(Do this):
Write out every entry, unchanged. Skip any picture.

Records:
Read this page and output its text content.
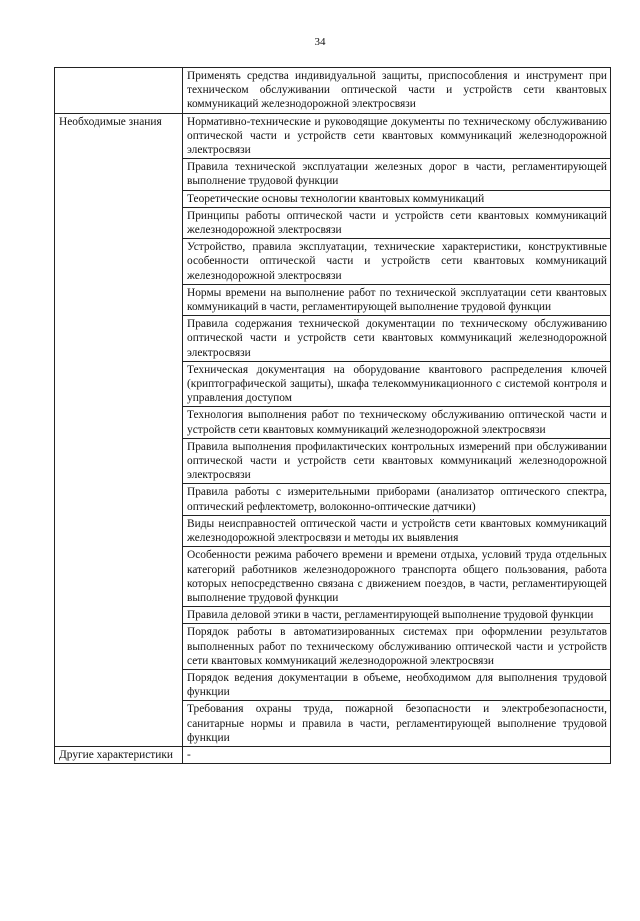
34
	Применять средства индивидуальной защиты, приспособления и инструмент при техническом обслуживании оптической части и устройств сети квантовых коммуникаций железнодорожной электросвязи
Необходимые знания	Нормативно-технические и руководящие документы по техническому обслуживанию оптической части и устройств сети квантовых коммуникаций железнодорожной электросвязи
	Правила технической эксплуатации железных дорог в части, регламентирующей выполнение трудовой функции
	Теоретические основы технологии квантовых коммуникаций
	Принципы работы оптической части и устройств сети квантовых коммуникаций железнодорожной электросвязи
	Устройство, правила эксплуатации, технические характеристики, конструктивные особенности оптической части и устройств сети квантовых коммуникаций железнодорожной электросвязи
	Нормы времени на выполнение работ по технической эксплуатации сети квантовых коммуникаций в части, регламентирующей выполнение трудовой функции
	Правила содержания технической документации по техническому обслуживанию оптической части и устройств сети квантовых коммуникаций железнодорожной электросвязи
	Техническая документация на оборудование квантового распределения ключей (криптографической защиты), шкафа телекоммуникационного с системой контроля и управления доступом
	Технология выполнения работ по техническому обслуживанию оптической части и устройств сети квантовых коммуникаций железнодорожной электросвязи
	Правила выполнения профилактических контрольных измерений при обслуживании оптической части и устройств сети квантовых коммуникаций железнодорожной электросвязи
	Правила работы с измерительными приборами (анализатор оптического спектра, оптический рефлектометр, волоконно-оптические датчики)
	Виды неисправностей оптической части и устройств сети квантовых коммуникаций железнодорожной электросвязи и методы их выявления
	Особенности режима рабочего времени и времени отдыха, условий труда отдельных категорий работников железнодорожного транспорта общего пользования, работа которых непосредственно связана с движением поездов, в части, регламентирующей выполнение трудовой функции
	Правила деловой этики в части, регламентирующей выполнение трудовой функции
	Порядок работы в автоматизированных системах при оформлении результатов выполненных работ по техническому обслуживанию оптической части и устройств сети квантовых коммуникаций железнодорожной электросвязи
	Порядок ведения документации в объеме, необходимом для выполнения трудовой функции
	Требования охраны труда, пожарной безопасности и электробезопасности, санитарные нормы и правила в части, регламентирующей выполнение трудовой функции
Другие характеристики	-
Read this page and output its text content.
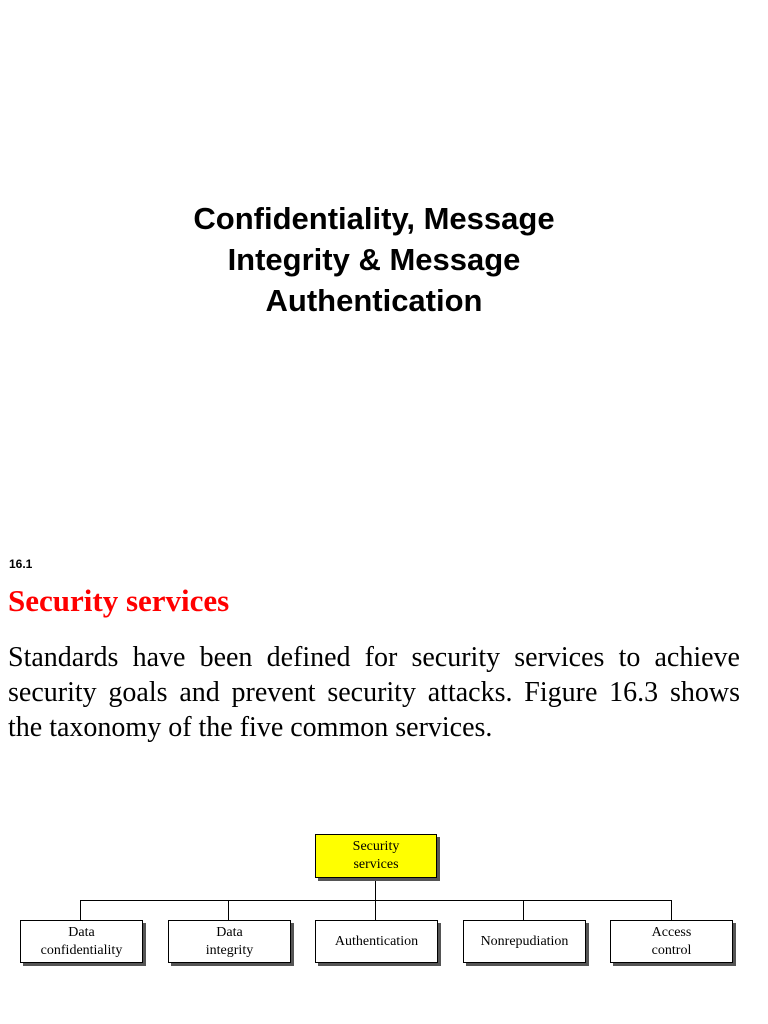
Confidentiality, Message
Integrity & Message
Authentication
16.1
Security services
Standards have been defined for security services to achieve security goals and prevent security attacks. Figure 16.3 shows the taxonomy of the five common services.
Security
services
Data
confidentiality
Data
integrity
Authentication	Nonrepudiation
Access
control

(Exercise output):
Read this page and output its text content.
34
	Применять средства индивидуальной защиты, приспособления и инструмент при техническом обслуживании оптической части и устройств сети квантовых коммуникаций железнодорожной электросвязи
Необходимые знания	Нормативно-технические и руководящие документы по техническому обслуживанию оптической части и устройств сети квантовых коммуникаций железнодорожной электросвязи
	Правила технической эксплуатации железных дорог в части, регламентирующей выполнение трудовой функции
	Теоретические основы технологии квантовых коммуникаций
	Принципы работы оптической части и устройств сети квантовых коммуникаций железнодорожной электросвязи
	Устройство, правила эксплуатации, технические характеристики, конструктивные особенности оптической части и устройств сети квантовых коммуникаций железнодорожной электросвязи
	Нормы времени на выполнение работ по технической эксплуатации сети квантовых коммуникаций в части, регламентирующей выполнение трудовой функции
	Правила содержания технической документации по техническому обслуживанию оптической части и устройств сети квантовых коммуникаций железнодорожной электросвязи
	Техническая документация на оборудование квантового распределения ключей (криптографической защиты), шкафа телекоммуникационного с системой контроля и управления доступом
	Технология выполнения работ по техническому обслуживанию оптической части и устройств сети квантовых коммуникаций железнодорожной электросвязи
	Правила выполнения профилактических контрольных измерений при обслуживании оптической части и устройств сети квантовых коммуникаций железнодорожной электросвязи
	Правила работы с измерительными приборами (анализатор оптического спектра, оптический рефлектометр, волоконно-оптические датчики)
	Виды неисправностей оптической части и устройств сети квантовых коммуникаций железнодорожной электросвязи и методы их выявления
	Особенности режима рабочего времени и времени отдыха, условий труда отдельных категорий работников железнодорожного транспорта общего пользования, работа которых непосредственно связана с движением поездов, в части, регламентирующей выполнение трудовой функции
	Правила деловой этики в части, регламентирующей выполнение трудовой функции
	Порядок работы в автоматизированных системах при оформлении результатов выполненных работ по техническому обслуживанию оптической части и устройств сети квантовых коммуникаций железнодорожной электросвязи
	Порядок ведения документации в объеме, необходимом для выполнения трудовой функции
	Требования охраны труда, пожарной безопасности и электробезопасности, санитарные нормы и правила в части, регламентирующей выполнение трудовой функции
Другие характеристики	-
Read this page and output its text content.
Confidentiality, Message
Integrity & Message
Authentication
16.1
Security services
Standards have been defined for security services to achieve security goals and prevent security attacks. Figure 16.3 shows the taxonomy of the five common services.
Security
services
Data
confidentiality
Data
integrity
Authentication	Nonrepudiation
Access
control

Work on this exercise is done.